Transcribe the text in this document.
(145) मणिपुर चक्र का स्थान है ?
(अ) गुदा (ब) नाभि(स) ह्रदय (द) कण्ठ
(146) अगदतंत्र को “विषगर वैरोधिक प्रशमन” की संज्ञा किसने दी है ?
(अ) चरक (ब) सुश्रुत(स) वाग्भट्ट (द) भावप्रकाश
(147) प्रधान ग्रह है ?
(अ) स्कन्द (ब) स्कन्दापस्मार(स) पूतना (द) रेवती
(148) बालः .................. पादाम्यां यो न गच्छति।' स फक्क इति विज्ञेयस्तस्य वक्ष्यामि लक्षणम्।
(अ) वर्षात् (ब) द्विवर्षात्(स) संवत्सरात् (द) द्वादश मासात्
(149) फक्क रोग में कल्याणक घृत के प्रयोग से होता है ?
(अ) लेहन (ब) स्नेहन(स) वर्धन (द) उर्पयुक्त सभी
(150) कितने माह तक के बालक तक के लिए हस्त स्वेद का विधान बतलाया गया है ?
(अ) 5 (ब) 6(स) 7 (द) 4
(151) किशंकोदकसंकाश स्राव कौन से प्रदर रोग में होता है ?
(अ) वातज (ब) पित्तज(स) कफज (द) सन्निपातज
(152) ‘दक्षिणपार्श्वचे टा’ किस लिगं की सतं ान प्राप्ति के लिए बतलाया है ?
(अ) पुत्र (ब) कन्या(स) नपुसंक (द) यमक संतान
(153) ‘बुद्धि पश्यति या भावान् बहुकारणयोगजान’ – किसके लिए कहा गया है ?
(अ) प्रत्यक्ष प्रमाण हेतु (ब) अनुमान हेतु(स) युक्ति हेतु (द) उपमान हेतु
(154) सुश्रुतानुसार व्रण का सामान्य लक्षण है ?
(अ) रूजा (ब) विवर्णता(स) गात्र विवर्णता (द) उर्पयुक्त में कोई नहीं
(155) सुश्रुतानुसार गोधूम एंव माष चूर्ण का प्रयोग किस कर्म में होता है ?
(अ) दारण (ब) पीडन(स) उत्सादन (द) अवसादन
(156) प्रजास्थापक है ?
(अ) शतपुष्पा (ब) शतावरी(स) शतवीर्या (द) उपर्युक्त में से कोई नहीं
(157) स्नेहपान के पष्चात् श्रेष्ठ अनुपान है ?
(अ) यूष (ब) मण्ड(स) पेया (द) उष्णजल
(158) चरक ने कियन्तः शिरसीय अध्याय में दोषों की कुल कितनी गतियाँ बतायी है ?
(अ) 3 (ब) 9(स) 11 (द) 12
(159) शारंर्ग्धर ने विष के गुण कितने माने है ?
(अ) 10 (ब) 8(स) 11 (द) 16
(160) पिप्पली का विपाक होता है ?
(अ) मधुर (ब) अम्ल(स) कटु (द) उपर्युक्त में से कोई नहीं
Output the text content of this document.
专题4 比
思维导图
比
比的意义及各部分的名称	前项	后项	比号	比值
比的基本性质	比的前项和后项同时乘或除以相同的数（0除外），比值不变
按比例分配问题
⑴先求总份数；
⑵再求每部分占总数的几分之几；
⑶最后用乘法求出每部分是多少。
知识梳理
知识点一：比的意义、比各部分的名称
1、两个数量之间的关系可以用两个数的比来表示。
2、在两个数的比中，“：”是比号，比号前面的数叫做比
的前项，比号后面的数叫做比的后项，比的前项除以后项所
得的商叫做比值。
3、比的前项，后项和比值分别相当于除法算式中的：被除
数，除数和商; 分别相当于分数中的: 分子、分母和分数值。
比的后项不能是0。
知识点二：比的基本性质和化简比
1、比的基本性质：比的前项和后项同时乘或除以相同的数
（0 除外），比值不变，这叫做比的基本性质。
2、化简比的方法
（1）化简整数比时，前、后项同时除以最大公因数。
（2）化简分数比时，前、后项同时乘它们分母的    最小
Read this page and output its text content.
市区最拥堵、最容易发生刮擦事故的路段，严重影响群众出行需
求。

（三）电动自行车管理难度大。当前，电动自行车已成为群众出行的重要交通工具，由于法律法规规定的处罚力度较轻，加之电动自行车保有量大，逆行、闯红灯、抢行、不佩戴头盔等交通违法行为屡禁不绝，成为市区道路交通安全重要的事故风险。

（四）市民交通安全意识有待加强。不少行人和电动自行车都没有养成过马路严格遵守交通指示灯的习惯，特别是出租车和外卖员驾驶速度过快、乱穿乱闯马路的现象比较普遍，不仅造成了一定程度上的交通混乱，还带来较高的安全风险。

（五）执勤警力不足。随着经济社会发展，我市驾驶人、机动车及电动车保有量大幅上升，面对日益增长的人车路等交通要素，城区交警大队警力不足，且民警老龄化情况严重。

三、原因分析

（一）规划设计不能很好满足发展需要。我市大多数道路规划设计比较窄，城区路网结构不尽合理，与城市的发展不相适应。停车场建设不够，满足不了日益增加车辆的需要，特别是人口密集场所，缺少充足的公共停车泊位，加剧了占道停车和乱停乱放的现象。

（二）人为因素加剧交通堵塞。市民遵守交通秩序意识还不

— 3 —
════════════════
Pick out the lines above containing the word "content", then copy them.

● **Task response**
Output the text content of this document.
Read this page and output its text content.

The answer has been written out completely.